Recorded data:
☆ ☆ ☆ ☆

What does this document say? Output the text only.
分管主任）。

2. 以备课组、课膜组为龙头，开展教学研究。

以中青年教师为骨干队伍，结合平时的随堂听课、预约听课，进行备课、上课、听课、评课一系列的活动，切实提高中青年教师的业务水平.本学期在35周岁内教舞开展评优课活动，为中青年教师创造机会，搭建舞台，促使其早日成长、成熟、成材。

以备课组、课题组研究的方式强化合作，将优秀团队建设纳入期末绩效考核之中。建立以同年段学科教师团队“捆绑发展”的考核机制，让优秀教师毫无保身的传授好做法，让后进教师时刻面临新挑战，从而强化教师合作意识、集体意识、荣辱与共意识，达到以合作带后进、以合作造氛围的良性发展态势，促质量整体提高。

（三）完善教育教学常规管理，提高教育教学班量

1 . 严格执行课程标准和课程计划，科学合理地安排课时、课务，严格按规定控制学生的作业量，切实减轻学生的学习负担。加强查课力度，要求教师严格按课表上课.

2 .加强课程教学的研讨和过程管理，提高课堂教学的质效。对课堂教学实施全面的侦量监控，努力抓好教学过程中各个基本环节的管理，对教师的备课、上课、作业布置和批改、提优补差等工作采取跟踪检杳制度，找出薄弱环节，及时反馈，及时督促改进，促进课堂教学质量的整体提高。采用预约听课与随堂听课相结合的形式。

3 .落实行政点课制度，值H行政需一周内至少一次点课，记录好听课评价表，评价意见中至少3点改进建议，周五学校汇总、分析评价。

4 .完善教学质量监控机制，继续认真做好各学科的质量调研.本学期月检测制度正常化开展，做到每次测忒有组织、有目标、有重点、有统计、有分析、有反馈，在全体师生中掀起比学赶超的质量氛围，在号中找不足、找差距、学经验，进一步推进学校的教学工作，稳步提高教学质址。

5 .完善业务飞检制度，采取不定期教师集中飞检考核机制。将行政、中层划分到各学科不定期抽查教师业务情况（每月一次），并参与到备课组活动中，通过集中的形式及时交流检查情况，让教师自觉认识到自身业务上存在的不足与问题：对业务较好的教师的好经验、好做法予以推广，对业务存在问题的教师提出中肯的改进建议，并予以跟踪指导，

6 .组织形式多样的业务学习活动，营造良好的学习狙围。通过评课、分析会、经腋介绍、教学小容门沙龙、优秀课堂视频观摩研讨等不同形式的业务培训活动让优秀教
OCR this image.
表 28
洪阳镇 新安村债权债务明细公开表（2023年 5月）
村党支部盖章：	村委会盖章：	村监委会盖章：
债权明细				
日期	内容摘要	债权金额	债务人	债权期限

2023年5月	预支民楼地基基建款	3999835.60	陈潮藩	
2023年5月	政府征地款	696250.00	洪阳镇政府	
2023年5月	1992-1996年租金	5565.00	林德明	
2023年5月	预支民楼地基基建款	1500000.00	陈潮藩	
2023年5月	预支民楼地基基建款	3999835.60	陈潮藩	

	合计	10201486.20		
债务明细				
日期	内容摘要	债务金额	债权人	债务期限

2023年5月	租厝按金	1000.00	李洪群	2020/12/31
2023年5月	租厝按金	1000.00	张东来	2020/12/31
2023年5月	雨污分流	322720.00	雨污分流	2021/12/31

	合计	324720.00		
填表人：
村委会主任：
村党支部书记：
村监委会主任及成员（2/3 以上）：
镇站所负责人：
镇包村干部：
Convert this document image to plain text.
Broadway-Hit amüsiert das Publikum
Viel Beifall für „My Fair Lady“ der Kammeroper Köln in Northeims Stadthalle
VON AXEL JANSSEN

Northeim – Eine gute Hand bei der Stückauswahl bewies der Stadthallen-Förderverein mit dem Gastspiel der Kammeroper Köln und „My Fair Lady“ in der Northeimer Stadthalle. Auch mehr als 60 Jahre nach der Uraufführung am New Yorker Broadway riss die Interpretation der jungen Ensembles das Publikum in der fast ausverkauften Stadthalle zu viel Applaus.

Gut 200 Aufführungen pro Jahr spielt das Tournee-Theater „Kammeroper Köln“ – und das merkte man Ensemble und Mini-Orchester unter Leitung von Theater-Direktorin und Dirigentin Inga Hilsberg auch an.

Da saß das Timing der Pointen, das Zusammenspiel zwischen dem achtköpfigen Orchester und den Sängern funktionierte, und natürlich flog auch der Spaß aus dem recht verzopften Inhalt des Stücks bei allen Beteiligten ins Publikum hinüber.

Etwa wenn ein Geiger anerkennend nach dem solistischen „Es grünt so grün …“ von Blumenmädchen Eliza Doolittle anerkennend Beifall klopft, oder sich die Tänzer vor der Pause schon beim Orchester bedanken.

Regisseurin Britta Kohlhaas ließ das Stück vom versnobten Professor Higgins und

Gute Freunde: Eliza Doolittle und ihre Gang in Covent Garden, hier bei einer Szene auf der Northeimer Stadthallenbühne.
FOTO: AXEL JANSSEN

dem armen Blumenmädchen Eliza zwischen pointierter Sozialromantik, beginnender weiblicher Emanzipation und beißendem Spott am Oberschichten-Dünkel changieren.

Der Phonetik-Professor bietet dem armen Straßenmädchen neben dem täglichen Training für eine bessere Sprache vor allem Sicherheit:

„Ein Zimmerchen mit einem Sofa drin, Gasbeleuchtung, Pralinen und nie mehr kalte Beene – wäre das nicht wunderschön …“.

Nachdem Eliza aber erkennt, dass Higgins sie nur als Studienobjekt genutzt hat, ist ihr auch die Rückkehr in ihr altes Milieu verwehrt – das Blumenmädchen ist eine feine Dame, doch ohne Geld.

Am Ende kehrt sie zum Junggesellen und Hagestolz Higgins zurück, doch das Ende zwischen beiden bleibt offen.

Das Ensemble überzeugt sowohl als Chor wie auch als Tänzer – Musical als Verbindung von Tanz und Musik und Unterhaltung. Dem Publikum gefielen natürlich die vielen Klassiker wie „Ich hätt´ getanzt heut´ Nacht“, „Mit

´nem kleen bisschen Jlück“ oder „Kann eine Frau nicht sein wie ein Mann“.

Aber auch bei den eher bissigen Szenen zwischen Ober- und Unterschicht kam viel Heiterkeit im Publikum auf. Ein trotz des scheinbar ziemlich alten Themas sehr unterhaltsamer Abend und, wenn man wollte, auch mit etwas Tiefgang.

☆ ☆ ☆ ☆

The request: Where a line in the material contains "Lady", copy that line.

Exercise response:
Viel Beifall für „My Fair Lady“ der Kammeroper Köln in Northeims Stadthalle
Northeim – Eine gute Hand bei der Stückauswahl bewies der Stadthallen-Förderverein mit dem Gastspiel der Kammeroper Köln und „My Fair Lady“ in der Northeimer Stadthalle. Auch mehr als 60 Jahre nach der Uraufführung am New Yorker Broadway riss die Interpretation der jungen Ensembles das Publikum in der fast ausverkauften Stadthalle zu viel Applaus.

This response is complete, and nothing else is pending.